Start of Data to process
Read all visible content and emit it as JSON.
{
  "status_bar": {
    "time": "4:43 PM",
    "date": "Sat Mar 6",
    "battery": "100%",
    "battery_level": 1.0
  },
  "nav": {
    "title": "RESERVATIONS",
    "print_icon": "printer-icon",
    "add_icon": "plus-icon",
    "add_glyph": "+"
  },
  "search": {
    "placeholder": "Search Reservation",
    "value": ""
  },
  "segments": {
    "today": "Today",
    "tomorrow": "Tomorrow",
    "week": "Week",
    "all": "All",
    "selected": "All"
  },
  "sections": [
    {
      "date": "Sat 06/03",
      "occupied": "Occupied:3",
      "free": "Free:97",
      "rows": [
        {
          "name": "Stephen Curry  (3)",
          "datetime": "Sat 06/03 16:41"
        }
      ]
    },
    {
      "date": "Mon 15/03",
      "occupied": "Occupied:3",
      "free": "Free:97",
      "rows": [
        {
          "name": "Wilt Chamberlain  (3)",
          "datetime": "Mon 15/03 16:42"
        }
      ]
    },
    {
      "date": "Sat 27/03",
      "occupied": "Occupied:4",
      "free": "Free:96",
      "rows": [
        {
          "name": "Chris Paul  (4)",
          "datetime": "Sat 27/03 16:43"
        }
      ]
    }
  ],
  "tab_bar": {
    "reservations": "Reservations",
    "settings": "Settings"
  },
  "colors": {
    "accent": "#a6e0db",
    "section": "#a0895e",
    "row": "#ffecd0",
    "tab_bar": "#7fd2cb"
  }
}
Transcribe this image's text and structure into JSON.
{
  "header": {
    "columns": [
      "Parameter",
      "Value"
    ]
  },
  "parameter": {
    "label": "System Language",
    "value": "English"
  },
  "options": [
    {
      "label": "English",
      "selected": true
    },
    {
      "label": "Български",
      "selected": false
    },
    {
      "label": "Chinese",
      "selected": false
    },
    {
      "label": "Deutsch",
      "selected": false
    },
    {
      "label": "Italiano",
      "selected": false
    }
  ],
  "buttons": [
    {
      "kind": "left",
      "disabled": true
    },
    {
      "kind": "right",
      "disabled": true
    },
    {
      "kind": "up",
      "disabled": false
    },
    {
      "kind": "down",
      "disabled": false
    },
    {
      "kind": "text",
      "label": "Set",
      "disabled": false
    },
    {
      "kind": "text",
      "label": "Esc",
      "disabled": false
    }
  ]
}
End of Data to process
- What you will do -
Repeat the material from above exactly, word for word.

- Solution to the problem -
Read all visible content and emit it as JSON.
{
  "status_bar": {
    "time": "4:43 PM",
    "date": "Sat Mar 6",
    "battery": "100%",
    "battery_level": 1.0
  },
  "nav": {
    "title": "RESERVATIONS",
    "print_icon": "printer-icon",
    "add_icon": "plus-icon",
    "add_glyph": "+"
  },
  "search": {
    "placeholder": "Search Reservation",
    "value": ""
  },
  "segments": {
    "today": "Today",
    "tomorrow": "Tomorrow",
    "week": "Week",
    "all": "All",
    "selected": "All"
  },
  "sections": [
    {
      "date": "Sat 06/03",
      "occupied": "Occupied:3",
      "free": "Free:97",
      "rows": [
        {
          "name": "Stephen Curry  (3)",
          "datetime": "Sat 06/03 16:41"
        }
      ]
    },
    {
      "date": "Mon 15/03",
      "occupied": "Occupied:3",
      "free": "Free:97",
      "rows": [
        {
          "name": "Wilt Chamberlain  (3)",
          "datetime": "Mon 15/03 16:42"
        }
      ]
    },
    {
      "date": "Sat 27/03",
      "occupied": "Occupied:4",
      "free": "Free:96",
      "rows": [
        {
          "name": "Chris Paul  (4)",
          "datetime": "Sat 27/03 16:43"
        }
      ]
    }
  ],
  "tab_bar": {
    "reservations": "Reservations",
    "settings": "Settings"
  },
  "colors": {
    "accent": "#a6e0db",
    "section": "#a0895e",
    "row": "#ffecd0",
    "tab_bar": "#7fd2cb"
  }
}
Transcribe this image's text and structure into JSON.
{
  "header": {
    "columns": [
      "Parameter",
      "Value"
    ]
  },
  "parameter": {
    "label": "System Language",
    "value": "English"
  },
  "options": [
    {
      "label": "English",
      "selected": true
    },
    {
      "label": "Български",
      "selected": false
    },
    {
      "label": "Chinese",
      "selected": false
    },
    {
      "label": "Deutsch",
      "selected": false
    },
    {
      "label": "Italiano",
      "selected": false
    }
  ],
  "buttons": [
    {
      "kind": "left",
      "disabled": true
    },
    {
      "kind": "right",
      "disabled": true
    },
    {
      "kind": "up",
      "disabled": false
    },
    {
      "kind": "down",
      "disabled": false
    },
    {
      "kind": "text",
      "label": "Set",
      "disabled": false
    },
    {
      "kind": "text",
      "label": "Esc",
      "disabled": false
    }
  ]
}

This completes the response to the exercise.